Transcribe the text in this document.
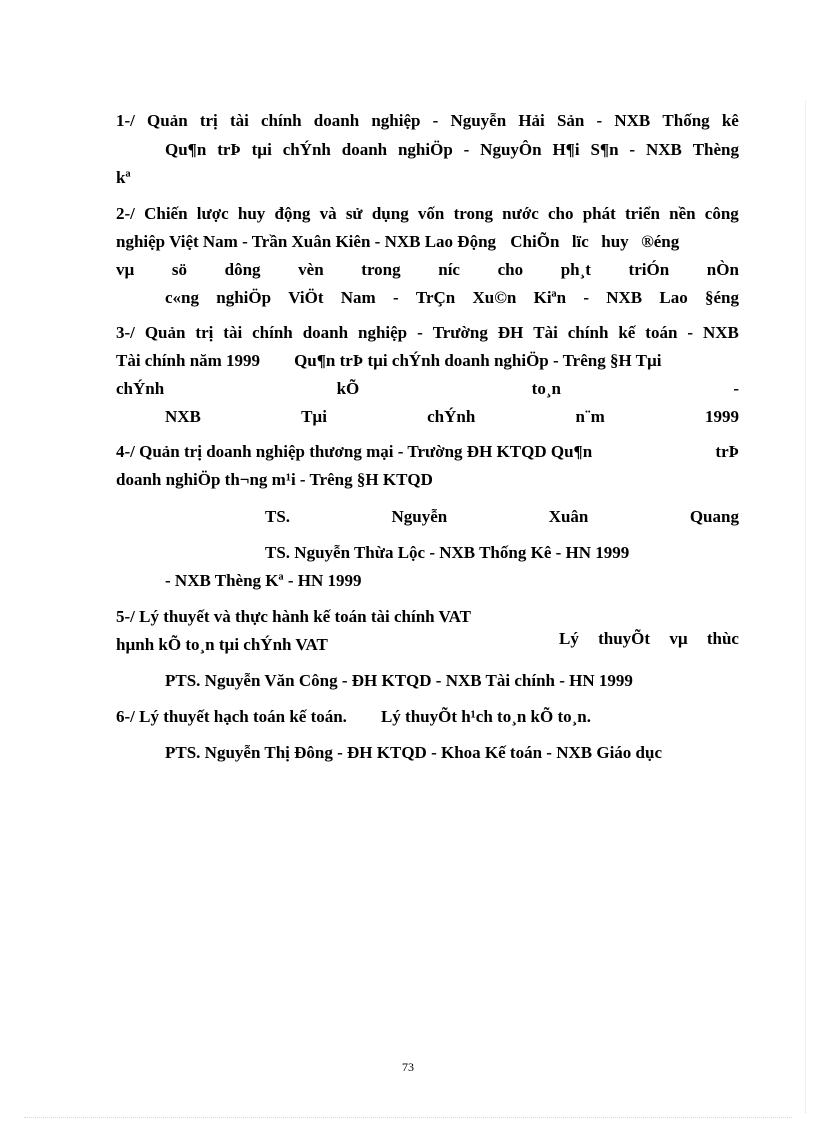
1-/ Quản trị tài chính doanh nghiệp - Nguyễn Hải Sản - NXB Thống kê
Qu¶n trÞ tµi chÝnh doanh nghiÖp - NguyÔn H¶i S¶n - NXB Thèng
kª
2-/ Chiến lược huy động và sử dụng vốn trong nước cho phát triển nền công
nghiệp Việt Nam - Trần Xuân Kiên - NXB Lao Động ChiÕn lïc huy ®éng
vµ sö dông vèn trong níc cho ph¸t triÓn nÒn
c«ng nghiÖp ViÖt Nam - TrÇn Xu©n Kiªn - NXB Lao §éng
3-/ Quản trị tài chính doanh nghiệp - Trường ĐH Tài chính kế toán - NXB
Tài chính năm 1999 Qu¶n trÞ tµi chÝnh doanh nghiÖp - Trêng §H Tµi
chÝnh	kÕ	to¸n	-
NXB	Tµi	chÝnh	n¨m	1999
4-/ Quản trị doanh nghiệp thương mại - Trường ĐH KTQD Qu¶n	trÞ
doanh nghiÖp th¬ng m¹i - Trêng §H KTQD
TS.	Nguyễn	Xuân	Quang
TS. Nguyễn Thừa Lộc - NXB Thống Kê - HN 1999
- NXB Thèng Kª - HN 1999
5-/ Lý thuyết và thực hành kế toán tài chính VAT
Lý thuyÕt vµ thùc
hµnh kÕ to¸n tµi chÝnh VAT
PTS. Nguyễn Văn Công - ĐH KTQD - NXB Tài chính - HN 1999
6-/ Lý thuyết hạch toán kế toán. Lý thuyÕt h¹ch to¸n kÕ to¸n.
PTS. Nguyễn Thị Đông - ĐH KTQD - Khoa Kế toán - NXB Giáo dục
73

####################

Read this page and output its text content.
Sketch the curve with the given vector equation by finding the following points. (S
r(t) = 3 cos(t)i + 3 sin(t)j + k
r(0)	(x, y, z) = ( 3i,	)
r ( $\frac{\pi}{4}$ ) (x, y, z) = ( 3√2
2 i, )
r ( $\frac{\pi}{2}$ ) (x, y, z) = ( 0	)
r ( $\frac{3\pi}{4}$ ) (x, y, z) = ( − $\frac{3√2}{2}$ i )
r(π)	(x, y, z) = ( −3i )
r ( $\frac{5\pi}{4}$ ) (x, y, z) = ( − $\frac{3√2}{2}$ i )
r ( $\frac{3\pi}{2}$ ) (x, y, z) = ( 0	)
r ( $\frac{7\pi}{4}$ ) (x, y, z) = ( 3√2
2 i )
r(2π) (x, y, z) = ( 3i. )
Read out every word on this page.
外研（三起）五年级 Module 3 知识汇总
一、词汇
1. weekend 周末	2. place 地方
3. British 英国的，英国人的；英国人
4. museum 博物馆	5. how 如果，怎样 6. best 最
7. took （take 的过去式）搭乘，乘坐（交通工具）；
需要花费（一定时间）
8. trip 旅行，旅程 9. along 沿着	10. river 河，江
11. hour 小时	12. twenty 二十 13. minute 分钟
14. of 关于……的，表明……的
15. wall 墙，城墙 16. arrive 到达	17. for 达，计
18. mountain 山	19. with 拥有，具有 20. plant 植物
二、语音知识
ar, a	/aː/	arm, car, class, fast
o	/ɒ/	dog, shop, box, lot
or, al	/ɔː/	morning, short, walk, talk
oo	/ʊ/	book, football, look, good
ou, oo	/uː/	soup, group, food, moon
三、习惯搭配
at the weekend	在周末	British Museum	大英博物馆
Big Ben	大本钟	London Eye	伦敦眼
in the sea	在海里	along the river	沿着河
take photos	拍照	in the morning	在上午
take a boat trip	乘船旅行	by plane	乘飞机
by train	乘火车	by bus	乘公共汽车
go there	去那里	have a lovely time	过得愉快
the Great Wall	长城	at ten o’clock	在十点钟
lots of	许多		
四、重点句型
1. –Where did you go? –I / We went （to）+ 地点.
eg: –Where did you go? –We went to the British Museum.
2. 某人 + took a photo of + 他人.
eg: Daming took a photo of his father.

####################

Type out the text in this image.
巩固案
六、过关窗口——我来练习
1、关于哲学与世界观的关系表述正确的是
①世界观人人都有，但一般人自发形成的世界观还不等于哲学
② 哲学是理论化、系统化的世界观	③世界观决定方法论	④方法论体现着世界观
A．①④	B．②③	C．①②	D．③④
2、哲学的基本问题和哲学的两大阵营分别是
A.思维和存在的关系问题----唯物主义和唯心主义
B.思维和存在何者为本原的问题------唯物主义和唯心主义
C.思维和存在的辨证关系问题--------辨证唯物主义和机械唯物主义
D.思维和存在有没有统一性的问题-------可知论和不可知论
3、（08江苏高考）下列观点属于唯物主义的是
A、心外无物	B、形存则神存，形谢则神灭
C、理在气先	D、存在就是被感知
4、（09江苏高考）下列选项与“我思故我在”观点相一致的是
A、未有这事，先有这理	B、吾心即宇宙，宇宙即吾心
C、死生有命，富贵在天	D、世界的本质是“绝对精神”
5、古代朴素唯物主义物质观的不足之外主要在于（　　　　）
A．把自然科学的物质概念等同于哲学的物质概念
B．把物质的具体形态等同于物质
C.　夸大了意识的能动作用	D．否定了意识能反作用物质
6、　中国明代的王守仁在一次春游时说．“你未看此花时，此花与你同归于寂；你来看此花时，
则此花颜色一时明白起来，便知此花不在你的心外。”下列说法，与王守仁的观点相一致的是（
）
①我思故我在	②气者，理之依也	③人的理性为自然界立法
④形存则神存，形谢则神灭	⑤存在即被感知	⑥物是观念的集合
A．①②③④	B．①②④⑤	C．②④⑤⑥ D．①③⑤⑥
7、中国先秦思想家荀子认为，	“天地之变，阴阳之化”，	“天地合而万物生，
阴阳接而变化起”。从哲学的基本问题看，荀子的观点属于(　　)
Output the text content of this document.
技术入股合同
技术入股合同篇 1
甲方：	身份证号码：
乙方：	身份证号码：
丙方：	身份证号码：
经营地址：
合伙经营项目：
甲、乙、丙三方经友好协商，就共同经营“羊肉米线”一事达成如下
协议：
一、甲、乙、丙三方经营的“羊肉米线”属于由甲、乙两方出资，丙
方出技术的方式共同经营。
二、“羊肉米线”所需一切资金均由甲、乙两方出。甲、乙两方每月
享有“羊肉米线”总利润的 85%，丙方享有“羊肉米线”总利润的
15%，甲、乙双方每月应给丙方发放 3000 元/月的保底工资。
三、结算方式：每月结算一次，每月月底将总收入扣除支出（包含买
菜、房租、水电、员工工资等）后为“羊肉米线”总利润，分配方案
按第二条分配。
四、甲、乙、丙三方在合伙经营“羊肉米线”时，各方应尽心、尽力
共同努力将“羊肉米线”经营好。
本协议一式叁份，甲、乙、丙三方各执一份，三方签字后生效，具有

####################

Task objective:
Using the entries above, return each line that includes the word "Thống".

Task response:
1-/ Quản trị tài chính doanh nghiệp - Nguyễn Hải Sản - NXB Thống kê
TS. Nguyễn Thừa Lộc - NXB Thống Kê - HN 1999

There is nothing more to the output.